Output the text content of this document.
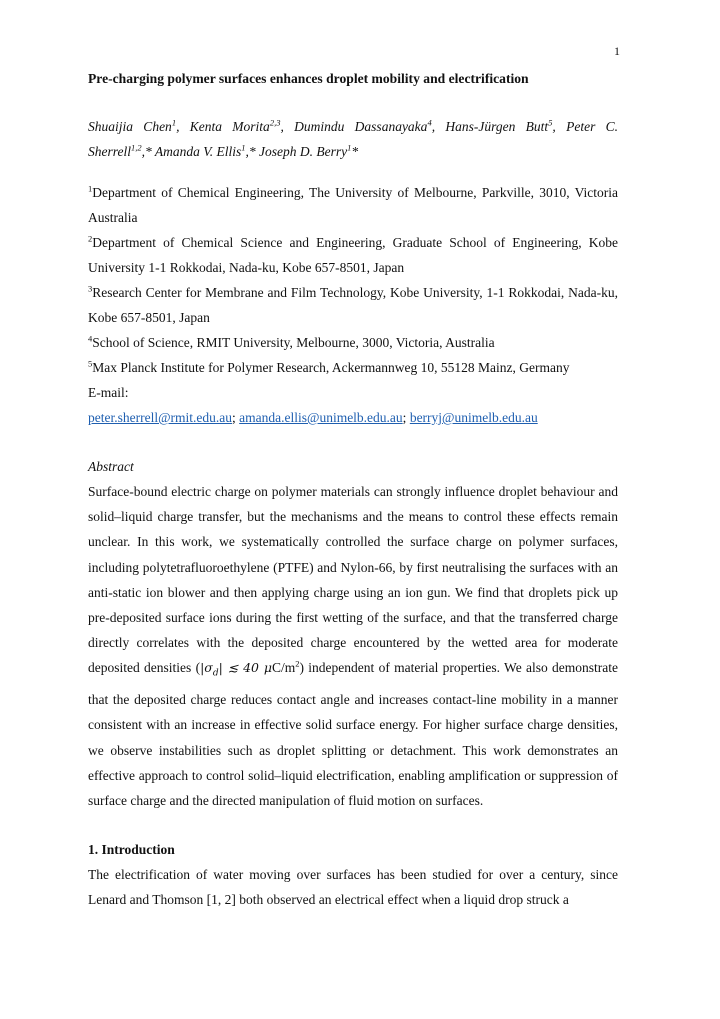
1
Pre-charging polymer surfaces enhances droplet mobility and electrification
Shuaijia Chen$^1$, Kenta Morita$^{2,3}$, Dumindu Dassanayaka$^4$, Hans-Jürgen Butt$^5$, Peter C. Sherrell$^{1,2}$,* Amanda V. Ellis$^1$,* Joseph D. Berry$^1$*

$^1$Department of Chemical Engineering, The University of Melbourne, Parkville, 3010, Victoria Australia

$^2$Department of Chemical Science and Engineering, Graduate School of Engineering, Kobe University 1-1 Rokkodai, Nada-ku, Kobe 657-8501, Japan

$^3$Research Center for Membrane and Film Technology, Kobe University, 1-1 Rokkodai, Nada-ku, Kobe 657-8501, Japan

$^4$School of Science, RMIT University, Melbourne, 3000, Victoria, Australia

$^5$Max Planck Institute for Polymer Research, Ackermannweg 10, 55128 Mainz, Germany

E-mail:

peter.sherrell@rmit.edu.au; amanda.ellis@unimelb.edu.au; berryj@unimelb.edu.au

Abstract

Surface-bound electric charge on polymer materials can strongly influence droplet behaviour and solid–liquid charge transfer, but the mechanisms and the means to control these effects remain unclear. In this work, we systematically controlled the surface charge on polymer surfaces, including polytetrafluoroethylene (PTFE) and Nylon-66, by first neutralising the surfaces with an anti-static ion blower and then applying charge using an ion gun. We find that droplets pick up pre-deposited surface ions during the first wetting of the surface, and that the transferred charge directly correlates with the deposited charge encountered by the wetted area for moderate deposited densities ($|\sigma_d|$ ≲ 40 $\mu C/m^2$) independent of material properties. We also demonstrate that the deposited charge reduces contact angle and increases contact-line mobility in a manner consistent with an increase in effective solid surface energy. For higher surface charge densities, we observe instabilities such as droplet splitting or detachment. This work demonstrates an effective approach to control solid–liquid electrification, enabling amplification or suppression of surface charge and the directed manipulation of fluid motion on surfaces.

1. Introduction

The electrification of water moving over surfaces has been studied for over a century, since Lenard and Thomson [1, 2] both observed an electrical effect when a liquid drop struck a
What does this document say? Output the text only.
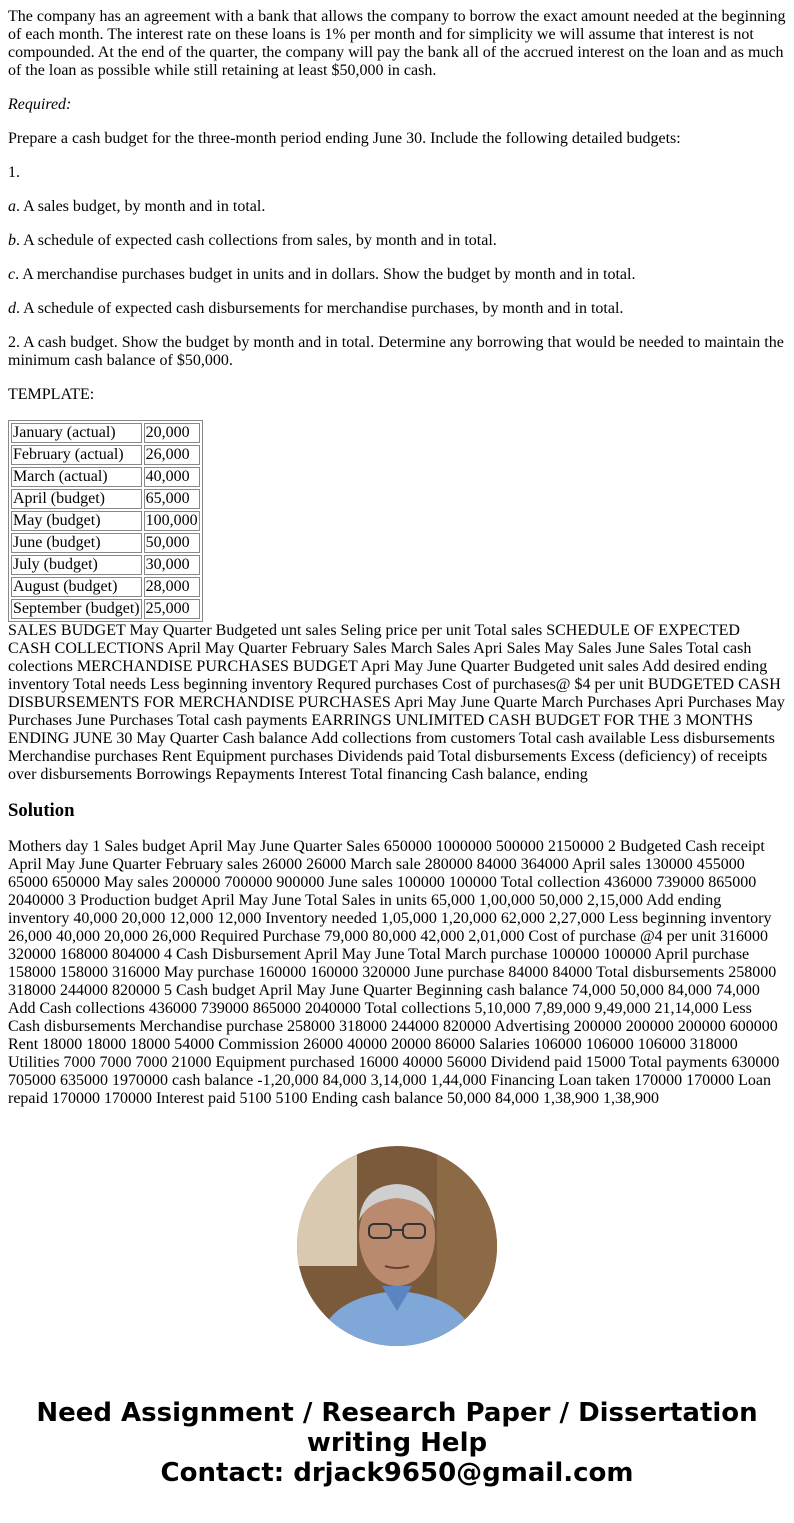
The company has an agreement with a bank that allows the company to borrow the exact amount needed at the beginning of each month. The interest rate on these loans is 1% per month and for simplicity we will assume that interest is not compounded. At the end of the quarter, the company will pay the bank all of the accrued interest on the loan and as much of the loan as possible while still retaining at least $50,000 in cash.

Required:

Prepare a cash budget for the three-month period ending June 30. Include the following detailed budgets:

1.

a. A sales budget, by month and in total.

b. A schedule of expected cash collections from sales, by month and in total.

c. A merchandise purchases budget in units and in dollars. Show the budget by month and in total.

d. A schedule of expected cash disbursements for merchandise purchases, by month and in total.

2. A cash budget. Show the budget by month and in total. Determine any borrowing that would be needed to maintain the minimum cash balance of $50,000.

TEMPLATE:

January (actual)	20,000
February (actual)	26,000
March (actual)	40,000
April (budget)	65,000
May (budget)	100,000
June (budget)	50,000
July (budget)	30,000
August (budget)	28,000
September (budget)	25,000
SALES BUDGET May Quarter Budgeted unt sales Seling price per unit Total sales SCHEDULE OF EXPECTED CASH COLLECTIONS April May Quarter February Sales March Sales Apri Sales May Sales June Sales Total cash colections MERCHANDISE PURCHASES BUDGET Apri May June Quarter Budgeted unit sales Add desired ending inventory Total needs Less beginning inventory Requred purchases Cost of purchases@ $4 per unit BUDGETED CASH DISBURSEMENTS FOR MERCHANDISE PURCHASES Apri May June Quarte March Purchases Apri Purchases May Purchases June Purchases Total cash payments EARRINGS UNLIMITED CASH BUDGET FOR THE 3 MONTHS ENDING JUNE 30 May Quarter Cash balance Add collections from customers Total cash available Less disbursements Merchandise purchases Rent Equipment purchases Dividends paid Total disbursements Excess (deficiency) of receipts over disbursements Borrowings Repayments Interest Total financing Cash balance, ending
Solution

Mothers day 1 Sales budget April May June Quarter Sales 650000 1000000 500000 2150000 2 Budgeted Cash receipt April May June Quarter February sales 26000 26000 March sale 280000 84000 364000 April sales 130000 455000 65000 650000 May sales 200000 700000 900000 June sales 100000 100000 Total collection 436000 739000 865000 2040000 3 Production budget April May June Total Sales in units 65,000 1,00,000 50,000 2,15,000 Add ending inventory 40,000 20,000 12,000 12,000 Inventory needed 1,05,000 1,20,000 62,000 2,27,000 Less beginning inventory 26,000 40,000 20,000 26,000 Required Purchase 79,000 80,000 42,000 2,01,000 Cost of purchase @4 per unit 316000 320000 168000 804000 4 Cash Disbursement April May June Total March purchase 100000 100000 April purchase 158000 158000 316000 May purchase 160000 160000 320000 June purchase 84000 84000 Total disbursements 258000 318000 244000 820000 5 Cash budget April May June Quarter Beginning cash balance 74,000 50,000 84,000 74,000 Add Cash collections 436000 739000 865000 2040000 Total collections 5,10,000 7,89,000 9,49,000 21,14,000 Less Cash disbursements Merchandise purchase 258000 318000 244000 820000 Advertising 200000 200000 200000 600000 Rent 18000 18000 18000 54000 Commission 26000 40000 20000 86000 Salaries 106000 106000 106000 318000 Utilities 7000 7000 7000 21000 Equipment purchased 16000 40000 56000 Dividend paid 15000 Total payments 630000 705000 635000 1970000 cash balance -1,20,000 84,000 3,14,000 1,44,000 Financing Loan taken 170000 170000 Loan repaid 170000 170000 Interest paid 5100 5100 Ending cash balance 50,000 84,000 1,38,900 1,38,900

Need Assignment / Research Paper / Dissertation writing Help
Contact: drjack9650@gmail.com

------------------------------------------------

| Problem statement |
Every line of text is to be repeated exactly; pictures are left out.

| Output for this task |
Output the text content of this document.
1
Pre-charging polymer surfaces enhances droplet mobility and electrification
Shuaijia Chen$^1$, Kenta Morita$^{2,3}$, Dumindu Dassanayaka$^4$, Hans-Jürgen Butt$^5$, Peter C. Sherrell$^{1,2}$,* Amanda V. Ellis$^1$,* Joseph D. Berry$^1$*

$^1$Department of Chemical Engineering, The University of Melbourne, Parkville, 3010, Victoria Australia

$^2$Department of Chemical Science and Engineering, Graduate School of Engineering, Kobe University 1-1 Rokkodai, Nada-ku, Kobe 657-8501, Japan

$^3$Research Center for Membrane and Film Technology, Kobe University, 1-1 Rokkodai, Nada-ku, Kobe 657-8501, Japan

$^4$School of Science, RMIT University, Melbourne, 3000, Victoria, Australia

$^5$Max Planck Institute for Polymer Research, Ackermannweg 10, 55128 Mainz, Germany

E-mail:

peter.sherrell@rmit.edu.au; amanda.ellis@unimelb.edu.au; berryj@unimelb.edu.au

Abstract

Surface-bound electric charge on polymer materials can strongly influence droplet behaviour and solid–liquid charge transfer, but the mechanisms and the means to control these effects remain unclear. In this work, we systematically controlled the surface charge on polymer surfaces, including polytetrafluoroethylene (PTFE) and Nylon-66, by first neutralising the surfaces with an anti-static ion blower and then applying charge using an ion gun. We find that droplets pick up pre-deposited surface ions during the first wetting of the surface, and that the transferred charge directly correlates with the deposited charge encountered by the wetted area for moderate deposited densities ($|\sigma_d|$ ≲ 40 $\mu C/m^2$) independent of material properties. We also demonstrate that the deposited charge reduces contact angle and increases contact-line mobility in a manner consistent with an increase in effective solid surface energy. For higher surface charge densities, we observe instabilities such as droplet splitting or detachment. This work demonstrates an effective approach to control solid–liquid electrification, enabling amplification or suppression of surface charge and the directed manipulation of fluid motion on surfaces.

1. Introduction

The electrification of water moving over surfaces has been studied for over a century, since Lenard and Thomson [1, 2] both observed an electrical effect when a liquid drop struck a
What does this document say? Output the text only.
The company has an agreement with a bank that allows the company to borrow the exact amount needed at the beginning of each month. The interest rate on these loans is 1% per month and for simplicity we will assume that interest is not compounded. At the end of the quarter, the company will pay the bank all of the accrued interest on the loan and as much of the loan as possible while still retaining at least $50,000 in cash.

Required:

Prepare a cash budget for the three-month period ending June 30. Include the following detailed budgets:

1.

a. A sales budget, by month and in total.

b. A schedule of expected cash collections from sales, by month and in total.

c. A merchandise purchases budget in units and in dollars. Show the budget by month and in total.

d. A schedule of expected cash disbursements for merchandise purchases, by month and in total.

2. A cash budget. Show the budget by month and in total. Determine any borrowing that would be needed to maintain the minimum cash balance of $50,000.

TEMPLATE:

January (actual)	20,000
February (actual)	26,000
March (actual)	40,000
April (budget)	65,000
May (budget)	100,000
June (budget)	50,000
July (budget)	30,000
August (budget)	28,000
September (budget)	25,000
SALES BUDGET May Quarter Budgeted unt sales Seling price per unit Total sales SCHEDULE OF EXPECTED CASH COLLECTIONS April May Quarter February Sales March Sales Apri Sales May Sales June Sales Total cash colections MERCHANDISE PURCHASES BUDGET Apri May June Quarter Budgeted unit sales Add desired ending inventory Total needs Less beginning inventory Requred purchases Cost of purchases@ $4 per unit BUDGETED CASH DISBURSEMENTS FOR MERCHANDISE PURCHASES Apri May June Quarte March Purchases Apri Purchases May Purchases June Purchases Total cash payments EARRINGS UNLIMITED CASH BUDGET FOR THE 3 MONTHS ENDING JUNE 30 May Quarter Cash balance Add collections from customers Total cash available Less disbursements Merchandise purchases Rent Equipment purchases Dividends paid Total disbursements Excess (deficiency) of receipts over disbursements Borrowings Repayments Interest Total financing Cash balance, ending
Solution

Mothers day 1 Sales budget April May June Quarter Sales 650000 1000000 500000 2150000 2 Budgeted Cash receipt April May June Quarter February sales 26000 26000 March sale 280000 84000 364000 April sales 130000 455000 65000 650000 May sales 200000 700000 900000 June sales 100000 100000 Total collection 436000 739000 865000 2040000 3 Production budget April May June Total Sales in units 65,000 1,00,000 50,000 2,15,000 Add ending inventory 40,000 20,000 12,000 12,000 Inventory needed 1,05,000 1,20,000 62,000 2,27,000 Less beginning inventory 26,000 40,000 20,000 26,000 Required Purchase 79,000 80,000 42,000 2,01,000 Cost of purchase @4 per unit 316000 320000 168000 804000 4 Cash Disbursement April May June Total March purchase 100000 100000 April purchase 158000 158000 316000 May purchase 160000 160000 320000 June purchase 84000 84000 Total disbursements 258000 318000 244000 820000 5 Cash budget April May June Quarter Beginning cash balance 74,000 50,000 84,000 74,000 Add Cash collections 436000 739000 865000 2040000 Total collections 5,10,000 7,89,000 9,49,000 21,14,000 Less Cash disbursements Merchandise purchase 258000 318000 244000 820000 Advertising 200000 200000 200000 600000 Rent 18000 18000 18000 54000 Commission 26000 40000 20000 86000 Salaries 106000 106000 106000 318000 Utilities 7000 7000 7000 21000 Equipment purchased 16000 40000 56000 Dividend paid 15000 Total payments 630000 705000 635000 1970000 cash balance -1,20,000 84,000 3,14,000 1,44,000 Financing Loan taken 170000 170000 Loan repaid 170000 170000 Interest paid 5100 5100 Ending cash balance 50,000 84,000 1,38,900 1,38,900

Need Assignment / Research Paper / Dissertation writing Help
Contact: drjack9650@gmail.com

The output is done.